• **What you need to do**
The data below should be restated word for word, with every picture omitted.
--- begin Record set ---
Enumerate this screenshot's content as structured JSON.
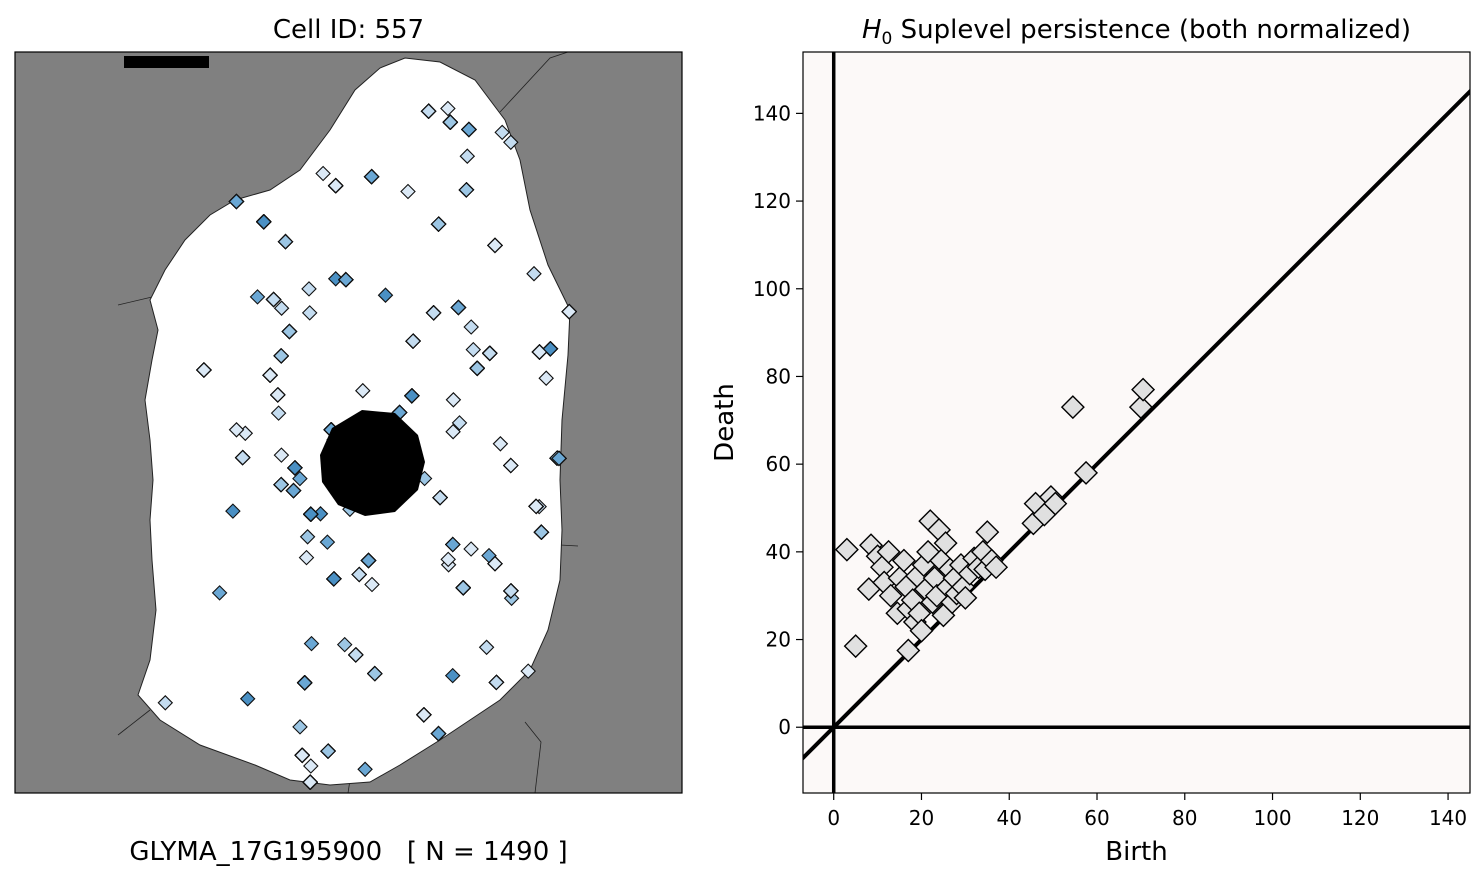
{
  "left_panel": {
    "title": "Cell ID: 557",
    "caption": "GLYMA_17G195900   [ N = 1490 ]",
    "background_color": "#808080",
    "cell_color": "#ffffff",
    "nucleus_color": "#000000",
    "marker_colors": [
      "#4a90c4",
      "#6aa7d4",
      "#9cc6e4",
      "#c4dcf0",
      "#dbe9f6"
    ]
  },
  "chart_data": {
    "type": "scatter",
    "title_symbol": "H",
    "title_subscript": "0",
    "title_rest": " Suplevel persistence (both normalized)",
    "xlabel": "Birth",
    "ylabel": "Death",
    "xlim": [
      -7,
      145
    ],
    "ylim": [
      -15,
      154
    ],
    "xticks": [
      0,
      20,
      40,
      60,
      80,
      100,
      120,
      140
    ],
    "yticks": [
      0,
      20,
      40,
      60,
      80,
      100,
      120,
      140
    ],
    "background_color": "#fcf9f8",
    "marker_color": "#e0e0e0",
    "diagonal": true,
    "axis_lines_at_zero": true,
    "points": [
      [
        3,
        40.5
      ],
      [
        5,
        18.5
      ],
      [
        8,
        31.5
      ],
      [
        8.5,
        41.5
      ],
      [
        10,
        39
      ],
      [
        11,
        36.5
      ],
      [
        11.5,
        33
      ],
      [
        12.5,
        40
      ],
      [
        13,
        30
      ],
      [
        14.5,
        26
      ],
      [
        15,
        34
      ],
      [
        16,
        38
      ],
      [
        16.5,
        32
      ],
      [
        17,
        27
      ],
      [
        17,
        17.5
      ],
      [
        18,
        29
      ],
      [
        18.5,
        24
      ],
      [
        19,
        34.5
      ],
      [
        19.5,
        26
      ],
      [
        20,
        22
      ],
      [
        20.5,
        37
      ],
      [
        21,
        31.5
      ],
      [
        21.5,
        40
      ],
      [
        22,
        47
      ],
      [
        22.5,
        28.5
      ],
      [
        23,
        34
      ],
      [
        23.5,
        30
      ],
      [
        24,
        45
      ],
      [
        24.5,
        38
      ],
      [
        25,
        25.5
      ],
      [
        25.5,
        42
      ],
      [
        26,
        32
      ],
      [
        26.5,
        36
      ],
      [
        27,
        28.5
      ],
      [
        27.5,
        34
      ],
      [
        28,
        30.5
      ],
      [
        29,
        37
      ],
      [
        29.5,
        32
      ],
      [
        30,
        29.5
      ],
      [
        31,
        35
      ],
      [
        32,
        38.5
      ],
      [
        33,
        36.5
      ],
      [
        34,
        40
      ],
      [
        34.5,
        36
      ],
      [
        35,
        44.5
      ],
      [
        36,
        38
      ],
      [
        37,
        36.5
      ],
      [
        45.5,
        46.5
      ],
      [
        46,
        51
      ],
      [
        48,
        48.5
      ],
      [
        49.5,
        52.5
      ],
      [
        50.5,
        51
      ],
      [
        54.5,
        73
      ],
      [
        57.5,
        58
      ],
      [
        70,
        73
      ],
      [
        70.5,
        77
      ]
    ]
  }
}
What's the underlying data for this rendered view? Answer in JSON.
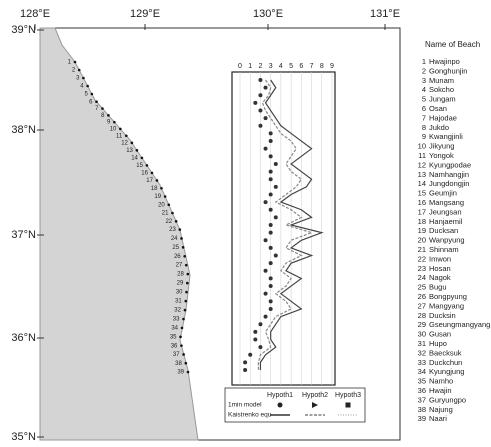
{
  "map": {
    "lon_labels": [
      "128°E",
      "129°E",
      "130°E",
      "131°E"
    ],
    "lat_labels": [
      "39°N",
      "38°N",
      "37°N",
      "36°N",
      "35°N"
    ]
  },
  "beach_list_title": "Name of Beach",
  "beaches": [
    {
      "number": "1",
      "name": "Hwajinpo"
    },
    {
      "number": "2",
      "name": "Gonghunjin"
    },
    {
      "number": "3",
      "name": "Munam"
    },
    {
      "number": "4",
      "name": "Sokcho"
    },
    {
      "number": "5",
      "name": "Jungam"
    },
    {
      "number": "6",
      "name": "Osan"
    },
    {
      "number": "7",
      "name": "Hajodae"
    },
    {
      "number": "8",
      "name": "Jukdo"
    },
    {
      "number": "9",
      "name": "Kwangjinli"
    },
    {
      "number": "10",
      "name": "Jikyung"
    },
    {
      "number": "11",
      "name": "Yongok"
    },
    {
      "number": "12",
      "name": "Kyungpodae"
    },
    {
      "number": "13",
      "name": "Namhangjin"
    },
    {
      "number": "14",
      "name": "Jungdongjin"
    },
    {
      "number": "15",
      "name": "Geumjin"
    },
    {
      "number": "16",
      "name": "Mangsang"
    },
    {
      "number": "17",
      "name": "Jeungsan"
    },
    {
      "number": "18",
      "name": "Hanjaemil"
    },
    {
      "number": "19",
      "name": "Ducksan"
    },
    {
      "number": "20",
      "name": "Wanpyung"
    },
    {
      "number": "21",
      "name": "Shinnam"
    },
    {
      "number": "22",
      "name": "Imwon"
    },
    {
      "number": "23",
      "name": "Hosan"
    },
    {
      "number": "24",
      "name": "Nagok"
    },
    {
      "number": "25",
      "name": "Bugu"
    },
    {
      "number": "26",
      "name": "Bongpyung"
    },
    {
      "number": "27",
      "name": "Mangyang"
    },
    {
      "number": "28",
      "name": "Ducksin"
    },
    {
      "number": "29",
      "name": "Gseungmangyang"
    },
    {
      "number": "30",
      "name": "Gusan"
    },
    {
      "number": "31",
      "name": "Hupo"
    },
    {
      "number": "32",
      "name": "Baecksuk"
    },
    {
      "number": "33",
      "name": "Duckchun"
    },
    {
      "number": "34",
      "name": "Kyungjung"
    },
    {
      "number": "35",
      "name": "Namho"
    },
    {
      "number": "36",
      "name": "Hwajin"
    },
    {
      "number": "37",
      "name": "Guryungpo"
    },
    {
      "number": "38",
      "name": "Najung"
    },
    {
      "number": "39",
      "name": "Naari"
    }
  ],
  "inset": {
    "xlim": [
      0,
      9
    ],
    "xticks": [
      0,
      1,
      2,
      3,
      4,
      5,
      6,
      7,
      8,
      9
    ],
    "lines": [
      {
        "color": "#444",
        "values": [
          3,
          3.5,
          3,
          2.5,
          3,
          3.5,
          4,
          5,
          6,
          7,
          6,
          5,
          6,
          7,
          6.5,
          5,
          4,
          6,
          7,
          5,
          8,
          6,
          5,
          7,
          5,
          4.5,
          6,
          5,
          4,
          5,
          6,
          4,
          3.5,
          3,
          3,
          3.5,
          2.5,
          2,
          2
        ]
      },
      {
        "color": "#888",
        "values": [
          2.5,
          3,
          2.8,
          2.2,
          2.5,
          3,
          3.5,
          4,
          5,
          5.5,
          5,
          4.5,
          5,
          6,
          5.5,
          4.5,
          3.5,
          5,
          6,
          4.5,
          7,
          5,
          4.5,
          6,
          4.5,
          4,
          5,
          4.5,
          3.5,
          4.5,
          5,
          3.5,
          3,
          2.5,
          2.8,
          3,
          2,
          1.8,
          1.8
        ]
      }
    ],
    "points": {
      "color": "#333",
      "values": [
        2,
        2.5,
        2,
        1.5,
        2,
        2.5,
        2,
        3,
        3,
        2.5,
        3,
        3.5,
        3,
        3,
        3.5,
        3,
        2.5,
        3,
        3.5,
        3,
        3,
        2.5,
        3,
        3.5,
        3,
        2.5,
        3,
        3,
        2.5,
        3,
        3,
        2.5,
        2,
        1.5,
        1.5,
        2,
        1,
        0.5,
        0.5
      ]
    }
  },
  "legend": {
    "columns": [
      "Hypoth1",
      "Hypoth2",
      "Hypoth3"
    ],
    "rows": [
      "1min model",
      "Kaistrenko equ"
    ]
  }
}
--- end Record set ---
• **Answer to the task**
Enumerate this screenshot's content as structured JSON.
{
  "left_panel": {
    "title": "Cell ID: 557",
    "caption": "GLYMA_17G195900   [ N = 1490 ]",
    "background_color": "#808080",
    "cell_color": "#ffffff",
    "nucleus_color": "#000000",
    "marker_colors": [
      "#4a90c4",
      "#6aa7d4",
      "#9cc6e4",
      "#c4dcf0",
      "#dbe9f6"
    ]
  },
  "chart_data": {
    "type": "scatter",
    "title_symbol": "H",
    "title_subscript": "0",
    "title_rest": " Suplevel persistence (both normalized)",
    "xlabel": "Birth",
    "ylabel": "Death",
    "xlim": [
      -7,
      145
    ],
    "ylim": [
      -15,
      154
    ],
    "xticks": [
      0,
      20,
      40,
      60,
      80,
      100,
      120,
      140
    ],
    "yticks": [
      0,
      20,
      40,
      60,
      80,
      100,
      120,
      140
    ],
    "background_color": "#fcf9f8",
    "marker_color": "#e0e0e0",
    "diagonal": true,
    "axis_lines_at_zero": true,
    "points": [
      [
        3,
        40.5
      ],
      [
        5,
        18.5
      ],
      [
        8,
        31.5
      ],
      [
        8.5,
        41.5
      ],
      [
        10,
        39
      ],
      [
        11,
        36.5
      ],
      [
        11.5,
        33
      ],
      [
        12.5,
        40
      ],
      [
        13,
        30
      ],
      [
        14.5,
        26
      ],
      [
        15,
        34
      ],
      [
        16,
        38
      ],
      [
        16.5,
        32
      ],
      [
        17,
        27
      ],
      [
        17,
        17.5
      ],
      [
        18,
        29
      ],
      [
        18.5,
        24
      ],
      [
        19,
        34.5
      ],
      [
        19.5,
        26
      ],
      [
        20,
        22
      ],
      [
        20.5,
        37
      ],
      [
        21,
        31.5
      ],
      [
        21.5,
        40
      ],
      [
        22,
        47
      ],
      [
        22.5,
        28.5
      ],
      [
        23,
        34
      ],
      [
        23.5,
        30
      ],
      [
        24,
        45
      ],
      [
        24.5,
        38
      ],
      [
        25,
        25.5
      ],
      [
        25.5,
        42
      ],
      [
        26,
        32
      ],
      [
        26.5,
        36
      ],
      [
        27,
        28.5
      ],
      [
        27.5,
        34
      ],
      [
        28,
        30.5
      ],
      [
        29,
        37
      ],
      [
        29.5,
        32
      ],
      [
        30,
        29.5
      ],
      [
        31,
        35
      ],
      [
        32,
        38.5
      ],
      [
        33,
        36.5
      ],
      [
        34,
        40
      ],
      [
        34.5,
        36
      ],
      [
        35,
        44.5
      ],
      [
        36,
        38
      ],
      [
        37,
        36.5
      ],
      [
        45.5,
        46.5
      ],
      [
        46,
        51
      ],
      [
        48,
        48.5
      ],
      [
        49.5,
        52.5
      ],
      [
        50.5,
        51
      ],
      [
        54.5,
        73
      ],
      [
        57.5,
        58
      ],
      [
        70,
        73
      ],
      [
        70.5,
        77
      ]
    ]
  }
}
What's the underlying data for this rendered view? Answer in JSON.
{
  "map": {
    "lon_labels": [
      "128°E",
      "129°E",
      "130°E",
      "131°E"
    ],
    "lat_labels": [
      "39°N",
      "38°N",
      "37°N",
      "36°N",
      "35°N"
    ]
  },
  "beach_list_title": "Name of Beach",
  "beaches": [
    {
      "number": "1",
      "name": "Hwajinpo"
    },
    {
      "number": "2",
      "name": "Gonghunjin"
    },
    {
      "number": "3",
      "name": "Munam"
    },
    {
      "number": "4",
      "name": "Sokcho"
    },
    {
      "number": "5",
      "name": "Jungam"
    },
    {
      "number": "6",
      "name": "Osan"
    },
    {
      "number": "7",
      "name": "Hajodae"
    },
    {
      "number": "8",
      "name": "Jukdo"
    },
    {
      "number": "9",
      "name": "Kwangjinli"
    },
    {
      "number": "10",
      "name": "Jikyung"
    },
    {
      "number": "11",
      "name": "Yongok"
    },
    {
      "number": "12",
      "name": "Kyungpodae"
    },
    {
      "number": "13",
      "name": "Namhangjin"
    },
    {
      "number": "14",
      "name": "Jungdongjin"
    },
    {
      "number": "15",
      "name": "Geumjin"
    },
    {
      "number": "16",
      "name": "Mangsang"
    },
    {
      "number": "17",
      "name": "Jeungsan"
    },
    {
      "number": "18",
      "name": "Hanjaemil"
    },
    {
      "number": "19",
      "name": "Ducksan"
    },
    {
      "number": "20",
      "name": "Wanpyung"
    },
    {
      "number": "21",
      "name": "Shinnam"
    },
    {
      "number": "22",
      "name": "Imwon"
    },
    {
      "number": "23",
      "name": "Hosan"
    },
    {
      "number": "24",
      "name": "Nagok"
    },
    {
      "number": "25",
      "name": "Bugu"
    },
    {
      "number": "26",
      "name": "Bongpyung"
    },
    {
      "number": "27",
      "name": "Mangyang"
    },
    {
      "number": "28",
      "name": "Ducksin"
    },
    {
      "number": "29",
      "name": "Gseungmangyang"
    },
    {
      "number": "30",
      "name": "Gusan"
    },
    {
      "number": "31",
      "name": "Hupo"
    },
    {
      "number": "32",
      "name": "Baecksuk"
    },
    {
      "number": "33",
      "name": "Duckchun"
    },
    {
      "number": "34",
      "name": "Kyungjung"
    },
    {
      "number": "35",
      "name": "Namho"
    },
    {
      "number": "36",
      "name": "Hwajin"
    },
    {
      "number": "37",
      "name": "Guryungpo"
    },
    {
      "number": "38",
      "name": "Najung"
    },
    {
      "number": "39",
      "name": "Naari"
    }
  ],
  "inset": {
    "xlim": [
      0,
      9
    ],
    "xticks": [
      0,
      1,
      2,
      3,
      4,
      5,
      6,
      7,
      8,
      9
    ],
    "lines": [
      {
        "color": "#444",
        "values": [
          3,
          3.5,
          3,
          2.5,
          3,
          3.5,
          4,
          5,
          6,
          7,
          6,
          5,
          6,
          7,
          6.5,
          5,
          4,
          6,
          7,
          5,
          8,
          6,
          5,
          7,
          5,
          4.5,
          6,
          5,
          4,
          5,
          6,
          4,
          3.5,
          3,
          3,
          3.5,
          2.5,
          2,
          2
        ]
      },
      {
        "color": "#888",
        "values": [
          2.5,
          3,
          2.8,
          2.2,
          2.5,
          3,
          3.5,
          4,
          5,
          5.5,
          5,
          4.5,
          5,
          6,
          5.5,
          4.5,
          3.5,
          5,
          6,
          4.5,
          7,
          5,
          4.5,
          6,
          4.5,
          4,
          5,
          4.5,
          3.5,
          4.5,
          5,
          3.5,
          3,
          2.5,
          2.8,
          3,
          2,
          1.8,
          1.8
        ]
      }
    ],
    "points": {
      "color": "#333",
      "values": [
        2,
        2.5,
        2,
        1.5,
        2,
        2.5,
        2,
        3,
        3,
        2.5,
        3,
        3.5,
        3,
        3,
        3.5,
        3,
        2.5,
        3,
        3.5,
        3,
        3,
        2.5,
        3,
        3.5,
        3,
        2.5,
        3,
        3,
        2.5,
        3,
        3,
        2.5,
        2,
        1.5,
        1.5,
        2,
        1,
        0.5,
        0.5
      ]
    }
  },
  "legend": {
    "columns": [
      "Hypoth1",
      "Hypoth2",
      "Hypoth3"
    ],
    "rows": [
      "1min model",
      "Kaistrenko equ"
    ]
  }
}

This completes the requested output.